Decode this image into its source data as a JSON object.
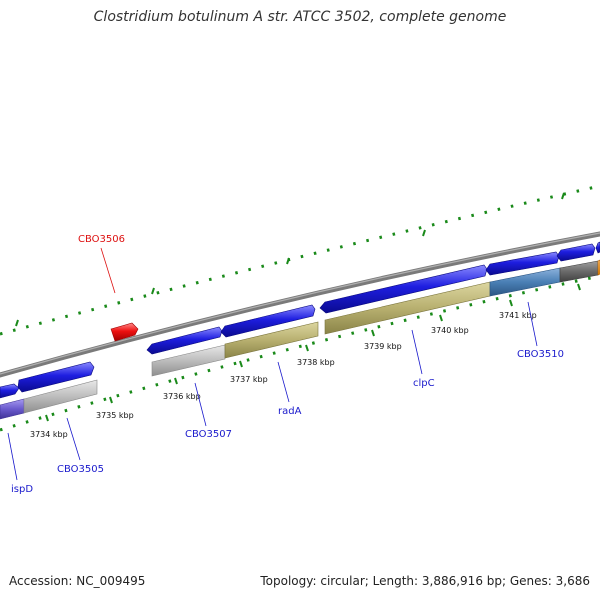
{
  "title": "Clostridium botulinum A str. ATCC 3502, complete genome",
  "accession_text": "Accession: NC_009495",
  "stats_text": "Topology: circular; Length: 3,886,916 bp; Genes: 3,686",
  "colors": {
    "backbone": "#808080",
    "cds_forward": "#1e1ee0",
    "cds_reverse": "#ee1111",
    "gene_grey": "#bdbdbd",
    "gene_khaki": "#b8b070",
    "gene_steel": "#4a7fb5",
    "gene_dark": "#6a6a6a",
    "gene_purple": "#6a5acd",
    "label_forward": "#1a1acc",
    "label_reverse": "#dd1111",
    "tick": "#1a8a1a"
  },
  "scale_labels": [
    "3734 kbp",
    "3735 kbp",
    "3736 kbp",
    "3737 kbp",
    "3738 kbp",
    "3739 kbp",
    "3740 kbp",
    "3741 kbp"
  ],
  "gene_labels": [
    "ispD",
    "CBO3505",
    "CBO3506",
    "CBO3507",
    "radA",
    "clpC",
    "CBO3510"
  ]
}
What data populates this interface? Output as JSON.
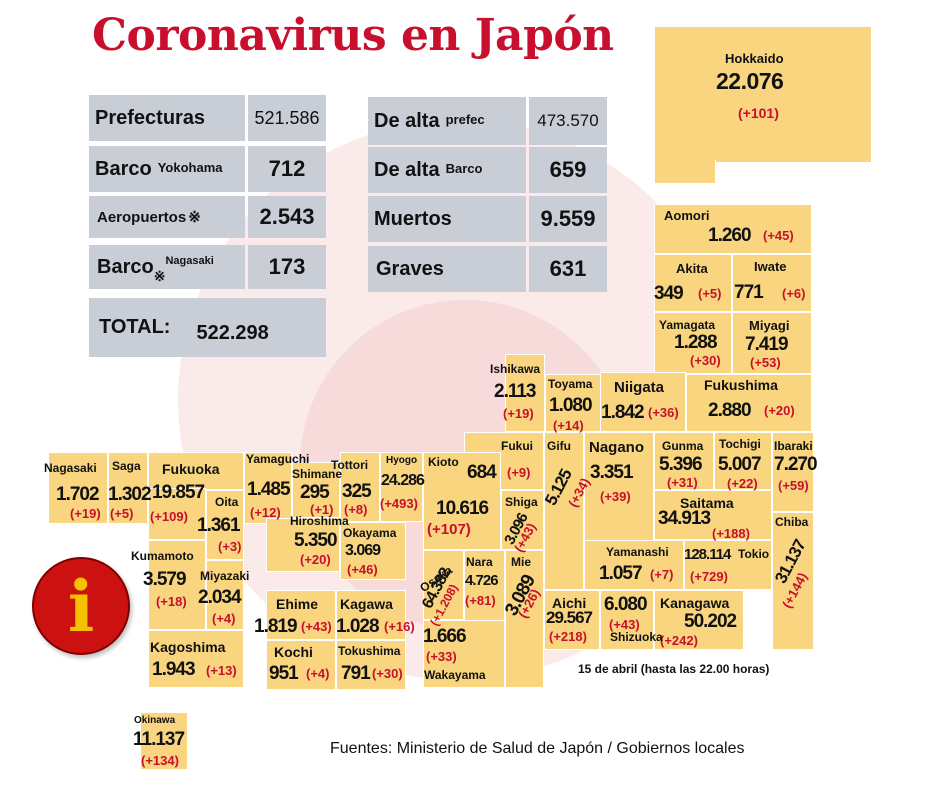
{
  "title": "Coronavirus en Japón",
  "colors": {
    "title": "#c8102e",
    "region": "#f8d57e",
    "stat_box": "#c9ced6",
    "delta": "#c8102e",
    "info_circle": "#cc1111",
    "info_glyph": "#f2c200"
  },
  "stats": {
    "prefecturas": {
      "label": "Prefecturas",
      "value": "521.586"
    },
    "barco_yokohama": {
      "label": "Barco",
      "sub": "Yokohama",
      "value": "712"
    },
    "aeropuertos": {
      "label": "Aeropuertos",
      "mark": "※",
      "value": "2.543"
    },
    "barco_nagasaki": {
      "label": "Barco",
      "mark": "※",
      "sub": "Nagasaki",
      "value": "173"
    },
    "total": {
      "label": "TOTAL:",
      "value": "522.298"
    },
    "de_alta_prefec": {
      "label": "De alta",
      "sub": "prefec",
      "value": "473.570"
    },
    "de_alta_barco": {
      "label": "De alta",
      "sub": "Barco",
      "value": "659"
    },
    "muertos": {
      "label": "Muertos",
      "value": "9.559"
    },
    "graves": {
      "label": "Graves",
      "value": "631"
    }
  },
  "prefectures": {
    "hokkaido": {
      "name": "Hokkaido",
      "value": "22.076",
      "delta": "(+101)"
    },
    "aomori": {
      "name": "Aomori",
      "value": "1.260",
      "delta": "(+45)"
    },
    "akita": {
      "name": "Akita",
      "value": "349",
      "delta": "(+5)"
    },
    "iwate": {
      "name": "Iwate",
      "value": "771",
      "delta": "(+6)"
    },
    "yamagata": {
      "name": "Yamagata",
      "value": "1.288",
      "delta": "(+30)"
    },
    "miyagi": {
      "name": "Miyagi",
      "value": "7.419",
      "delta": "(+53)"
    },
    "ishikawa": {
      "name": "Ishikawa",
      "value": "2.113",
      "delta": "(+19)"
    },
    "toyama": {
      "name": "Toyama",
      "value": "1.080",
      "delta": "(+14)"
    },
    "niigata": {
      "name": "Niigata",
      "value": "1.842",
      "delta": "(+36)"
    },
    "fukushima": {
      "name": "Fukushima",
      "value": "2.880",
      "delta": "(+20)"
    },
    "fukui": {
      "name": "Fukui",
      "value": "684",
      "delta": "(+9)"
    },
    "gifu": {
      "name": "Gifu",
      "value": "5.125",
      "delta": "(+34)"
    },
    "nagano": {
      "name": "Nagano",
      "value": "3.351",
      "delta": "(+39)"
    },
    "gunma": {
      "name": "Gunma",
      "value": "5.396",
      "delta": "(+31)"
    },
    "tochigi": {
      "name": "Tochigi",
      "value": "5.007",
      "delta": "(+22)"
    },
    "ibaraki": {
      "name": "Ibaraki",
      "value": "7.270",
      "delta": "(+59)"
    },
    "saitama": {
      "name": "Saitama",
      "value": "34.913",
      "delta": "(+188)"
    },
    "chiba": {
      "name": "Chiba",
      "value": "31.137",
      "delta": "(+144)"
    },
    "yamanashi": {
      "name": "Yamanashi",
      "value": "1.057",
      "delta": "(+7)"
    },
    "tokio": {
      "name": "Tokio",
      "value": "128.114",
      "delta": "(+729)"
    },
    "kanagawa": {
      "name": "Kanagawa",
      "value": "50.202",
      "delta": "(+242)"
    },
    "shizuoka": {
      "name": "Shizuoka",
      "value": "6.080",
      "delta": "(+43)"
    },
    "aichi": {
      "name": "Aichi",
      "value": "29.567",
      "delta": "(+218)"
    },
    "mie": {
      "name": "Mie",
      "value": "3.089",
      "delta": "(+26)"
    },
    "shiga": {
      "name": "Shiga",
      "value": "3.096",
      "delta": "(+43)"
    },
    "kioto": {
      "name": "Kioto",
      "value": "10.616",
      "delta": "(+107)"
    },
    "hyogo": {
      "name": "Hyogo",
      "value": "24.286",
      "delta": "(+493)"
    },
    "osaka": {
      "name": "Osaka",
      "value": "64.382",
      "delta": "(+1.208)"
    },
    "nara": {
      "name": "Nara",
      "value": "4.726",
      "delta": "(+81)"
    },
    "wakayama": {
      "name": "Wakayama",
      "value": "1.666",
      "delta": "(+33)"
    },
    "tottori": {
      "name": "Tottori",
      "value": "325",
      "delta": "(+8)"
    },
    "shimane": {
      "name": "Shimane",
      "value": "295",
      "delta": "(+1)"
    },
    "okayama": {
      "name": "Okayama",
      "value": "3.069",
      "delta": "(+46)"
    },
    "hiroshima": {
      "name": "Hiroshima",
      "value": "5.350",
      "delta": "(+20)"
    },
    "yamaguchi": {
      "name": "Yamaguchi",
      "value": "1.485",
      "delta": "(+12)"
    },
    "ehime": {
      "name": "Ehime",
      "value": "1.819",
      "delta": "(+43)"
    },
    "kagawa": {
      "name": "Kagawa",
      "value": "1.028",
      "delta": "(+16)"
    },
    "kochi": {
      "name": "Kochi",
      "value": "951",
      "delta": "(+4)"
    },
    "tokushima": {
      "name": "Tokushima",
      "value": "791",
      "delta": "(+30)"
    },
    "nagasaki": {
      "name": "Nagasaki",
      "value": "1.702",
      "delta": "(+19)"
    },
    "saga": {
      "name": "Saga",
      "value": "1.302",
      "delta": "(+5)"
    },
    "fukuoka": {
      "name": "Fukuoka",
      "value": "19.857",
      "delta": "(+109)"
    },
    "oita": {
      "name": "Oita",
      "value": "1.361",
      "delta": "(+3)"
    },
    "kumamoto": {
      "name": "Kumamoto",
      "value": "3.579",
      "delta": "(+18)"
    },
    "miyazaki": {
      "name": "Miyazaki",
      "value": "2.034",
      "delta": "(+4)"
    },
    "kagoshima": {
      "name": "Kagoshima",
      "value": "1.943",
      "delta": "(+13)"
    },
    "okinawa": {
      "name": "Okinawa",
      "value": "11.137",
      "delta": "(+134)"
    }
  },
  "date_note": "15 de abril  (hasta las  22.00 horas)",
  "sources": "Fuentes: Ministerio de Salud de Japón / Gobiernos locales",
  "info_icon": {
    "name": "info-icon",
    "glyph": "i"
  }
}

........

Activity = Output an exact copy of the material, with the pictures removed.

Solution =
Decode this image into its source data as a JSON object.
{
  "title": "Clostridium botulinum A str. ATCC 3502, complete genome",
  "accession_text": "Accession: NC_009495",
  "stats_text": "Topology: circular; Length: 3,886,916 bp; Genes: 3,686",
  "colors": {
    "backbone": "#808080",
    "cds_forward": "#1e1ee0",
    "cds_reverse": "#ee1111",
    "gene_grey": "#bdbdbd",
    "gene_khaki": "#b8b070",
    "gene_steel": "#4a7fb5",
    "gene_dark": "#6a6a6a",
    "gene_purple": "#6a5acd",
    "label_forward": "#1a1acc",
    "label_reverse": "#dd1111",
    "tick": "#1a8a1a"
  },
  "scale_labels": [
    "3734 kbp",
    "3735 kbp",
    "3736 kbp",
    "3737 kbp",
    "3738 kbp",
    "3739 kbp",
    "3740 kbp",
    "3741 kbp"
  ],
  "gene_labels": [
    "ispD",
    "CBO3505",
    "CBO3506",
    "CBO3507",
    "radA",
    "clpC",
    "CBO3510"
  ]
}
What data populates this interface? Output as JSON.
{
  "title": "Coronavirus en Japón",
  "colors": {
    "title": "#c8102e",
    "region": "#f8d57e",
    "stat_box": "#c9ced6",
    "delta": "#c8102e",
    "info_circle": "#cc1111",
    "info_glyph": "#f2c200"
  },
  "stats": {
    "prefecturas": {
      "label": "Prefecturas",
      "value": "521.586"
    },
    "barco_yokohama": {
      "label": "Barco",
      "sub": "Yokohama",
      "value": "712"
    },
    "aeropuertos": {
      "label": "Aeropuertos",
      "mark": "※",
      "value": "2.543"
    },
    "barco_nagasaki": {
      "label": "Barco",
      "mark": "※",
      "sub": "Nagasaki",
      "value": "173"
    },
    "total": {
      "label": "TOTAL:",
      "value": "522.298"
    },
    "de_alta_prefec": {
      "label": "De alta",
      "sub": "prefec",
      "value": "473.570"
    },
    "de_alta_barco": {
      "label": "De alta",
      "sub": "Barco",
      "value": "659"
    },
    "muertos": {
      "label": "Muertos",
      "value": "9.559"
    },
    "graves": {
      "label": "Graves",
      "value": "631"
    }
  },
  "prefectures": {
    "hokkaido": {
      "name": "Hokkaido",
      "value": "22.076",
      "delta": "(+101)"
    },
    "aomori": {
      "name": "Aomori",
      "value": "1.260",
      "delta": "(+45)"
    },
    "akita": {
      "name": "Akita",
      "value": "349",
      "delta": "(+5)"
    },
    "iwate": {
      "name": "Iwate",
      "value": "771",
      "delta": "(+6)"
    },
    "yamagata": {
      "name": "Yamagata",
      "value": "1.288",
      "delta": "(+30)"
    },
    "miyagi": {
      "name": "Miyagi",
      "value": "7.419",
      "delta": "(+53)"
    },
    "ishikawa": {
      "name": "Ishikawa",
      "value": "2.113",
      "delta": "(+19)"
    },
    "toyama": {
      "name": "Toyama",
      "value": "1.080",
      "delta": "(+14)"
    },
    "niigata": {
      "name": "Niigata",
      "value": "1.842",
      "delta": "(+36)"
    },
    "fukushima": {
      "name": "Fukushima",
      "value": "2.880",
      "delta": "(+20)"
    },
    "fukui": {
      "name": "Fukui",
      "value": "684",
      "delta": "(+9)"
    },
    "gifu": {
      "name": "Gifu",
      "value": "5.125",
      "delta": "(+34)"
    },
    "nagano": {
      "name": "Nagano",
      "value": "3.351",
      "delta": "(+39)"
    },
    "gunma": {
      "name": "Gunma",
      "value": "5.396",
      "delta": "(+31)"
    },
    "tochigi": {
      "name": "Tochigi",
      "value": "5.007",
      "delta": "(+22)"
    },
    "ibaraki": {
      "name": "Ibaraki",
      "value": "7.270",
      "delta": "(+59)"
    },
    "saitama": {
      "name": "Saitama",
      "value": "34.913",
      "delta": "(+188)"
    },
    "chiba": {
      "name": "Chiba",
      "value": "31.137",
      "delta": "(+144)"
    },
    "yamanashi": {
      "name": "Yamanashi",
      "value": "1.057",
      "delta": "(+7)"
    },
    "tokio": {
      "name": "Tokio",
      "value": "128.114",
      "delta": "(+729)"
    },
    "kanagawa": {
      "name": "Kanagawa",
      "value": "50.202",
      "delta": "(+242)"
    },
    "shizuoka": {
      "name": "Shizuoka",
      "value": "6.080",
      "delta": "(+43)"
    },
    "aichi": {
      "name": "Aichi",
      "value": "29.567",
      "delta": "(+218)"
    },
    "mie": {
      "name": "Mie",
      "value": "3.089",
      "delta": "(+26)"
    },
    "shiga": {
      "name": "Shiga",
      "value": "3.096",
      "delta": "(+43)"
    },
    "kioto": {
      "name": "Kioto",
      "value": "10.616",
      "delta": "(+107)"
    },
    "hyogo": {
      "name": "Hyogo",
      "value": "24.286",
      "delta": "(+493)"
    },
    "osaka": {
      "name": "Osaka",
      "value": "64.382",
      "delta": "(+1.208)"
    },
    "nara": {
      "name": "Nara",
      "value": "4.726",
      "delta": "(+81)"
    },
    "wakayama": {
      "name": "Wakayama",
      "value": "1.666",
      "delta": "(+33)"
    },
    "tottori": {
      "name": "Tottori",
      "value": "325",
      "delta": "(+8)"
    },
    "shimane": {
      "name": "Shimane",
      "value": "295",
      "delta": "(+1)"
    },
    "okayama": {
      "name": "Okayama",
      "value": "3.069",
      "delta": "(+46)"
    },
    "hiroshima": {
      "name": "Hiroshima",
      "value": "5.350",
      "delta": "(+20)"
    },
    "yamaguchi": {
      "name": "Yamaguchi",
      "value": "1.485",
      "delta": "(+12)"
    },
    "ehime": {
      "name": "Ehime",
      "value": "1.819",
      "delta": "(+43)"
    },
    "kagawa": {
      "name": "Kagawa",
      "value": "1.028",
      "delta": "(+16)"
    },
    "kochi": {
      "name": "Kochi",
      "value": "951",
      "delta": "(+4)"
    },
    "tokushima": {
      "name": "Tokushima",
      "value": "791",
      "delta": "(+30)"
    },
    "nagasaki": {
      "name": "Nagasaki",
      "value": "1.702",
      "delta": "(+19)"
    },
    "saga": {
      "name": "Saga",
      "value": "1.302",
      "delta": "(+5)"
    },
    "fukuoka": {
      "name": "Fukuoka",
      "value": "19.857",
      "delta": "(+109)"
    },
    "oita": {
      "name": "Oita",
      "value": "1.361",
      "delta": "(+3)"
    },
    "kumamoto": {
      "name": "Kumamoto",
      "value": "3.579",
      "delta": "(+18)"
    },
    "miyazaki": {
      "name": "Miyazaki",
      "value": "2.034",
      "delta": "(+4)"
    },
    "kagoshima": {
      "name": "Kagoshima",
      "value": "1.943",
      "delta": "(+13)"
    },
    "okinawa": {
      "name": "Okinawa",
      "value": "11.137",
      "delta": "(+134)"
    }
  },
  "date_note": "15 de abril  (hasta las  22.00 horas)",
  "sources": "Fuentes: Ministerio de Salud de Japón / Gobiernos locales",
  "info_icon": {
    "name": "info-icon",
    "glyph": "i"
  }
}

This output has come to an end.